Review the material line by line. Identify and copy every line that contains the string "notice".

** Start of RECORDS FOR THIS TASK **

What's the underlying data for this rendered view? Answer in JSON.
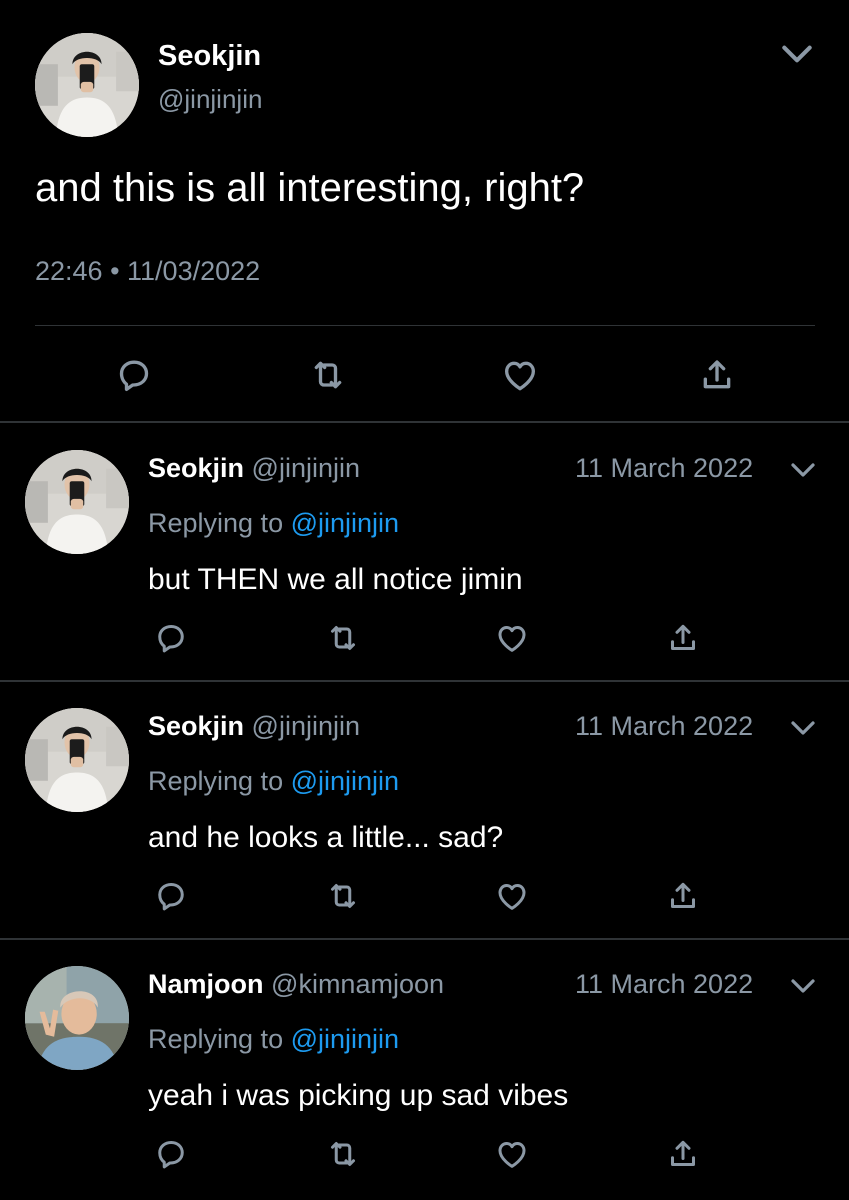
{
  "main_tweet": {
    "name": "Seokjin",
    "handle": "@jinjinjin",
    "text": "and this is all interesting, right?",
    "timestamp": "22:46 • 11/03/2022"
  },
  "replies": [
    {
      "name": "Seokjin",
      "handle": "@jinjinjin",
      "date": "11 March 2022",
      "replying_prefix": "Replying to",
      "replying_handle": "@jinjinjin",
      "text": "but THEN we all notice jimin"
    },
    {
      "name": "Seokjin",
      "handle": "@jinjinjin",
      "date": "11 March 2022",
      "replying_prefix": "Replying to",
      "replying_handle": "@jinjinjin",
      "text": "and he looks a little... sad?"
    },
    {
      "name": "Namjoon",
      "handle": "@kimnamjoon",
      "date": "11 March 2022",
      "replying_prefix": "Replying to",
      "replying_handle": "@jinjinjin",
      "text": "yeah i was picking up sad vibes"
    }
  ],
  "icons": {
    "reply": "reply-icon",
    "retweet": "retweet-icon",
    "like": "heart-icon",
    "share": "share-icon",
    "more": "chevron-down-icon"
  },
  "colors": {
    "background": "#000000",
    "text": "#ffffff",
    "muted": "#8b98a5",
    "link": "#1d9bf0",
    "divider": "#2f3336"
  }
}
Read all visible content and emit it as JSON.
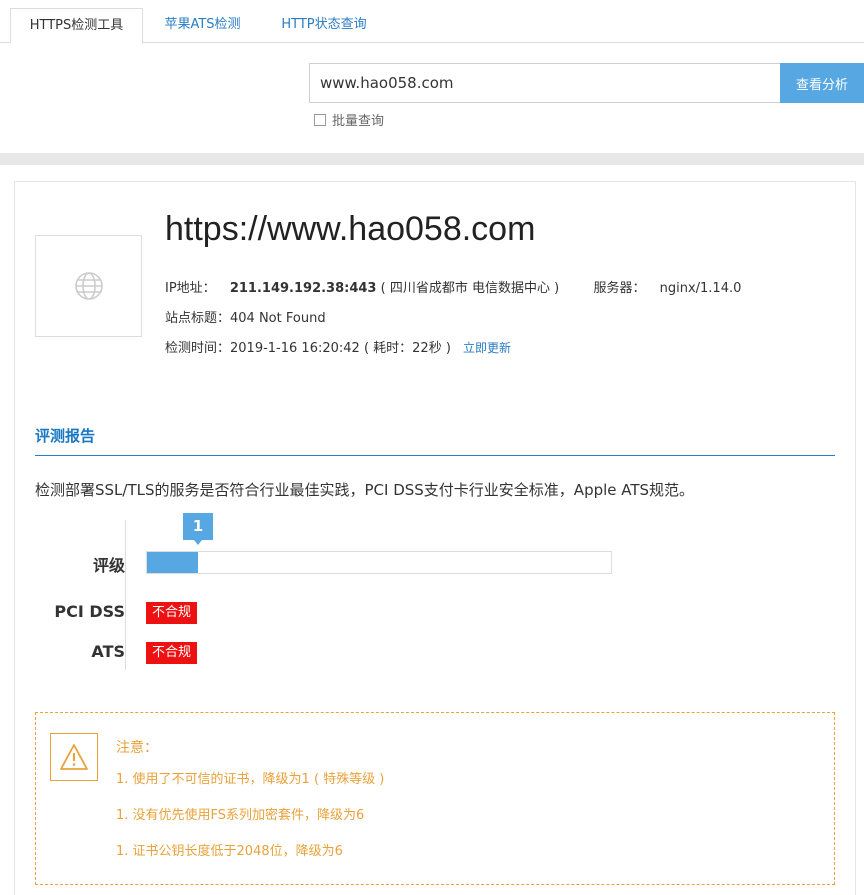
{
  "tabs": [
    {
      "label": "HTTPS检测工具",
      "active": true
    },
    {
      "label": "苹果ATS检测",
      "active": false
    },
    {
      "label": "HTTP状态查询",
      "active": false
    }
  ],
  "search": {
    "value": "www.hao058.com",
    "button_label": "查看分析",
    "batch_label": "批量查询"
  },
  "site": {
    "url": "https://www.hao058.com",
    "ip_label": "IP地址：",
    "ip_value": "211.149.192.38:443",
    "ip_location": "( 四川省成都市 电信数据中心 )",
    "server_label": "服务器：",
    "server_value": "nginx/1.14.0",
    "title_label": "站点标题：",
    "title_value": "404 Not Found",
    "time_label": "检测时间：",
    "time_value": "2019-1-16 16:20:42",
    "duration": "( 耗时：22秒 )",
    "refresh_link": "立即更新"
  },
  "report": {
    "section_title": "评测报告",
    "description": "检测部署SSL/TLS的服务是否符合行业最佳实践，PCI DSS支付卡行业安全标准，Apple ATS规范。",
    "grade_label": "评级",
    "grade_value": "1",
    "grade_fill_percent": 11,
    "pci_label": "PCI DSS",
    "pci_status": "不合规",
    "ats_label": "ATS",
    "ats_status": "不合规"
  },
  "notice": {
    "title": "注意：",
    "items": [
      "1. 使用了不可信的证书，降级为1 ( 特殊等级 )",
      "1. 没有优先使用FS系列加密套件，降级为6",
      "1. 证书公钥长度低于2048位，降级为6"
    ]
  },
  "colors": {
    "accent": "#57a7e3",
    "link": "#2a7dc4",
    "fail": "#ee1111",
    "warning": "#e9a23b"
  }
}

** End of RECORDS FOR THIS TASK **

ANSWER BELOW —
      "text": "but THEN we all notice jimin"
  "notice": {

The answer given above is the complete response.